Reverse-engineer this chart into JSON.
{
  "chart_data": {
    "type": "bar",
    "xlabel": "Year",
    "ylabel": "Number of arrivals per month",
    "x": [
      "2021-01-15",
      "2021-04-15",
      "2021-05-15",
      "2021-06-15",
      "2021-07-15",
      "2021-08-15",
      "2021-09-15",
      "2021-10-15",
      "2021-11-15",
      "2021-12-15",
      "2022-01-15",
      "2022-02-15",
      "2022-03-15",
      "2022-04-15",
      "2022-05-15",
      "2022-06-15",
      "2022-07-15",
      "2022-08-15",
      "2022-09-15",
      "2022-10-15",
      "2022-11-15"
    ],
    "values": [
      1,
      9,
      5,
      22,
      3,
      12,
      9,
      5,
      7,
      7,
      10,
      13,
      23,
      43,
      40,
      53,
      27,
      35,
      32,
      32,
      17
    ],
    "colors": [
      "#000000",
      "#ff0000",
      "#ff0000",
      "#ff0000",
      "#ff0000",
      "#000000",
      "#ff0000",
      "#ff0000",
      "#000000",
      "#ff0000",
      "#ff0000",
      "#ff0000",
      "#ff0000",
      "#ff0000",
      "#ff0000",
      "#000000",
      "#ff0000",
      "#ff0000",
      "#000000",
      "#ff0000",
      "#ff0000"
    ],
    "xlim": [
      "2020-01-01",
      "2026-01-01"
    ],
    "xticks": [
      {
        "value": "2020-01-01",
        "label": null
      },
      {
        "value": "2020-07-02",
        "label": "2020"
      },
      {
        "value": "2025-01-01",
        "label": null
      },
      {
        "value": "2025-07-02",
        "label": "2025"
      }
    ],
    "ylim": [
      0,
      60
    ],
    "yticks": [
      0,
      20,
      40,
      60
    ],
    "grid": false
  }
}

WORK TO DO
Retype all of the data shown above, word for word.

COMPLETE ANSWER
Reverse-engineer this chart into JSON.
{
  "chart_data": {
    "type": "bar",
    "xlabel": "Year",
    "ylabel": "Number of arrivals per month",
    "x": [
      "2021-01-15",
      "2021-04-15",
      "2021-05-15",
      "2021-06-15",
      "2021-07-15",
      "2021-08-15",
      "2021-09-15",
      "2021-10-15",
      "2021-11-15",
      "2021-12-15",
      "2022-01-15",
      "2022-02-15",
      "2022-03-15",
      "2022-04-15",
      "2022-05-15",
      "2022-06-15",
      "2022-07-15",
      "2022-08-15",
      "2022-09-15",
      "2022-10-15",
      "2022-11-15"
    ],
    "values": [
      1,
      9,
      5,
      22,
      3,
      12,
      9,
      5,
      7,
      7,
      10,
      13,
      23,
      43,
      40,
      53,
      27,
      35,
      32,
      32,
      17
    ],
    "colors": [
      "#000000",
      "#ff0000",
      "#ff0000",
      "#ff0000",
      "#ff0000",
      "#000000",
      "#ff0000",
      "#ff0000",
      "#000000",
      "#ff0000",
      "#ff0000",
      "#ff0000",
      "#ff0000",
      "#ff0000",
      "#ff0000",
      "#000000",
      "#ff0000",
      "#ff0000",
      "#000000",
      "#ff0000",
      "#ff0000"
    ],
    "xlim": [
      "2020-01-01",
      "2026-01-01"
    ],
    "xticks": [
      {
        "value": "2020-01-01",
        "label": null
      },
      {
        "value": "2020-07-02",
        "label": "2020"
      },
      {
        "value": "2025-01-01",
        "label": null
      },
      {
        "value": "2025-07-02",
        "label": "2025"
      }
    ],
    "ylim": [
      0,
      60
    ],
    "yticks": [
      0,
      20,
      40,
      60
    ],
    "grid": false
  }
}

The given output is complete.